Aim: Write out the whole of the material exactly.

Information given:
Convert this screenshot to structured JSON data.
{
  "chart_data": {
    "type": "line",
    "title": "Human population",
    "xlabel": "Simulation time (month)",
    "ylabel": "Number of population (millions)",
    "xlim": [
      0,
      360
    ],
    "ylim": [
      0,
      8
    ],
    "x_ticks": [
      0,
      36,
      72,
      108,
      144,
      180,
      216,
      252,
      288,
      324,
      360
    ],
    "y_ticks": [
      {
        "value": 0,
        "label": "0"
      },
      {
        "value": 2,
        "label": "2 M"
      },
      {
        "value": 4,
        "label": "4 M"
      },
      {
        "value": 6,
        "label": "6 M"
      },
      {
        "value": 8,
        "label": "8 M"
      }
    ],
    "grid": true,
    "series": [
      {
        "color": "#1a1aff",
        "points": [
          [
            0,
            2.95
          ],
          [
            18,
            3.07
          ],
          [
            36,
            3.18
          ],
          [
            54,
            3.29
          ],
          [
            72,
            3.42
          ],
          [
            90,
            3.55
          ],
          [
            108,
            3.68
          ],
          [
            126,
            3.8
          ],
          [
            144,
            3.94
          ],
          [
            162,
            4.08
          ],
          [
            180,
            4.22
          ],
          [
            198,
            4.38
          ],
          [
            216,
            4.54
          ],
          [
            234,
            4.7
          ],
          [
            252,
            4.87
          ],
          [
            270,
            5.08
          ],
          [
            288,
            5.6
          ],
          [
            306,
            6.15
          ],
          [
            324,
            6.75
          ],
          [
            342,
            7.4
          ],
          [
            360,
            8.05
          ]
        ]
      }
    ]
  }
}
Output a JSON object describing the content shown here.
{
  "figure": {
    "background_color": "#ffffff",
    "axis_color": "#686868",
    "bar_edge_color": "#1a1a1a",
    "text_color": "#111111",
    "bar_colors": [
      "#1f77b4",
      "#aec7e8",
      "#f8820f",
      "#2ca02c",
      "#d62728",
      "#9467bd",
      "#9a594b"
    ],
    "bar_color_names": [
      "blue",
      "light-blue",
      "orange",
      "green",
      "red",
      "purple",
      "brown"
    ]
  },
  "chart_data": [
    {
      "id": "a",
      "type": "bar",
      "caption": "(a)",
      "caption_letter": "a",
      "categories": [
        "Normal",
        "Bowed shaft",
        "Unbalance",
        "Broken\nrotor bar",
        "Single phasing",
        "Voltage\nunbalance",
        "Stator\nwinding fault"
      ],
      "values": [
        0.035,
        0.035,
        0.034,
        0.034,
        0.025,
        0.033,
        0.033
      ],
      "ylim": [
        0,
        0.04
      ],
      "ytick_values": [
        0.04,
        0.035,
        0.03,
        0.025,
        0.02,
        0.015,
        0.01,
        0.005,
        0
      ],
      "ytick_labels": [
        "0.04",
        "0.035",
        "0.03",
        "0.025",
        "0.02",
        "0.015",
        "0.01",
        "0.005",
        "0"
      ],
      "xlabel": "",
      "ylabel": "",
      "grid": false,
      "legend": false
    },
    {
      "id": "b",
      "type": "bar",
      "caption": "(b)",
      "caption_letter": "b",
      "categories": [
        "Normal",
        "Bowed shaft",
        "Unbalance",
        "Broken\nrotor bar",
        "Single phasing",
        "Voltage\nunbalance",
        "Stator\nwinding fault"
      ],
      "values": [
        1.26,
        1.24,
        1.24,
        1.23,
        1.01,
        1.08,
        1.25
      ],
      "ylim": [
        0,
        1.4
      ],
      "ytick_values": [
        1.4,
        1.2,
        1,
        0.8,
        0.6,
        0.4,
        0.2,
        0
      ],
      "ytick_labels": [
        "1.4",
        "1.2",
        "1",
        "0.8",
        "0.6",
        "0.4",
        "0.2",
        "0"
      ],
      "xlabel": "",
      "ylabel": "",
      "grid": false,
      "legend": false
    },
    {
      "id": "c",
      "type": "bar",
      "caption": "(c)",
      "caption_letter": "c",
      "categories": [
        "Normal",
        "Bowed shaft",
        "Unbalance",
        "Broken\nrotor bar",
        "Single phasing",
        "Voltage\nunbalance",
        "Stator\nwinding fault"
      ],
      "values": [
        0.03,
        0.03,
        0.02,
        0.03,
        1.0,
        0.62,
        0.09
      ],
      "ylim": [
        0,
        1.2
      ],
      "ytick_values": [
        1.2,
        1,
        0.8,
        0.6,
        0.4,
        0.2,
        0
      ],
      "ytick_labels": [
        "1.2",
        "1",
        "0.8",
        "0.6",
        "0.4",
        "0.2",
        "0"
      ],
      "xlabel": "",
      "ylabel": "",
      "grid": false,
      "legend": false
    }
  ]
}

Correct answer:
Convert this screenshot to structured JSON data.
{
  "chart_data": {
    "type": "line",
    "title": "Human population",
    "xlabel": "Simulation time (month)",
    "ylabel": "Number of population (millions)",
    "xlim": [
      0,
      360
    ],
    "ylim": [
      0,
      8
    ],
    "x_ticks": [
      0,
      36,
      72,
      108,
      144,
      180,
      216,
      252,
      288,
      324,
      360
    ],
    "y_ticks": [
      {
        "value": 0,
        "label": "0"
      },
      {
        "value": 2,
        "label": "2 M"
      },
      {
        "value": 4,
        "label": "4 M"
      },
      {
        "value": 6,
        "label": "6 M"
      },
      {
        "value": 8,
        "label": "8 M"
      }
    ],
    "grid": true,
    "series": [
      {
        "color": "#1a1aff",
        "points": [
          [
            0,
            2.95
          ],
          [
            18,
            3.07
          ],
          [
            36,
            3.18
          ],
          [
            54,
            3.29
          ],
          [
            72,
            3.42
          ],
          [
            90,
            3.55
          ],
          [
            108,
            3.68
          ],
          [
            126,
            3.8
          ],
          [
            144,
            3.94
          ],
          [
            162,
            4.08
          ],
          [
            180,
            4.22
          ],
          [
            198,
            4.38
          ],
          [
            216,
            4.54
          ],
          [
            234,
            4.7
          ],
          [
            252,
            4.87
          ],
          [
            270,
            5.08
          ],
          [
            288,
            5.6
          ],
          [
            306,
            6.15
          ],
          [
            324,
            6.75
          ],
          [
            342,
            7.4
          ],
          [
            360,
            8.05
          ]
        ]
      }
    ]
  }
}
Output a JSON object describing the content shown here.
{
  "figure": {
    "background_color": "#ffffff",
    "axis_color": "#686868",
    "bar_edge_color": "#1a1a1a",
    "text_color": "#111111",
    "bar_colors": [
      "#1f77b4",
      "#aec7e8",
      "#f8820f",
      "#2ca02c",
      "#d62728",
      "#9467bd",
      "#9a594b"
    ],
    "bar_color_names": [
      "blue",
      "light-blue",
      "orange",
      "green",
      "red",
      "purple",
      "brown"
    ]
  },
  "chart_data": [
    {
      "id": "a",
      "type": "bar",
      "caption": "(a)",
      "caption_letter": "a",
      "categories": [
        "Normal",
        "Bowed shaft",
        "Unbalance",
        "Broken\nrotor bar",
        "Single phasing",
        "Voltage\nunbalance",
        "Stator\nwinding fault"
      ],
      "values": [
        0.035,
        0.035,
        0.034,
        0.034,
        0.025,
        0.033,
        0.033
      ],
      "ylim": [
        0,
        0.04
      ],
      "ytick_values": [
        0.04,
        0.035,
        0.03,
        0.025,
        0.02,
        0.015,
        0.01,
        0.005,
        0
      ],
      "ytick_labels": [
        "0.04",
        "0.035",
        "0.03",
        "0.025",
        "0.02",
        "0.015",
        "0.01",
        "0.005",
        "0"
      ],
      "xlabel": "",
      "ylabel": "",
      "grid": false,
      "legend": false
    },
    {
      "id": "b",
      "type": "bar",
      "caption": "(b)",
      "caption_letter": "b",
      "categories": [
        "Normal",
        "Bowed shaft",
        "Unbalance",
        "Broken\nrotor bar",
        "Single phasing",
        "Voltage\nunbalance",
        "Stator\nwinding fault"
      ],
      "values": [
        1.26,
        1.24,
        1.24,
        1.23,
        1.01,
        1.08,
        1.25
      ],
      "ylim": [
        0,
        1.4
      ],
      "ytick_values": [
        1.4,
        1.2,
        1,
        0.8,
        0.6,
        0.4,
        0.2,
        0
      ],
      "ytick_labels": [
        "1.4",
        "1.2",
        "1",
        "0.8",
        "0.6",
        "0.4",
        "0.2",
        "0"
      ],
      "xlabel": "",
      "ylabel": "",
      "grid": false,
      "legend": false
    },
    {
      "id": "c",
      "type": "bar",
      "caption": "(c)",
      "caption_letter": "c",
      "categories": [
        "Normal",
        "Bowed shaft",
        "Unbalance",
        "Broken\nrotor bar",
        "Single phasing",
        "Voltage\nunbalance",
        "Stator\nwinding fault"
      ],
      "values": [
        0.03,
        0.03,
        0.02,
        0.03,
        1.0,
        0.62,
        0.09
      ],
      "ylim": [
        0,
        1.2
      ],
      "ytick_values": [
        1.2,
        1,
        0.8,
        0.6,
        0.4,
        0.2,
        0
      ],
      "ytick_labels": [
        "1.2",
        "1",
        "0.8",
        "0.6",
        "0.4",
        "0.2",
        "0"
      ],
      "xlabel": "",
      "ylabel": "",
      "grid": false,
      "legend": false
    }
  ]
}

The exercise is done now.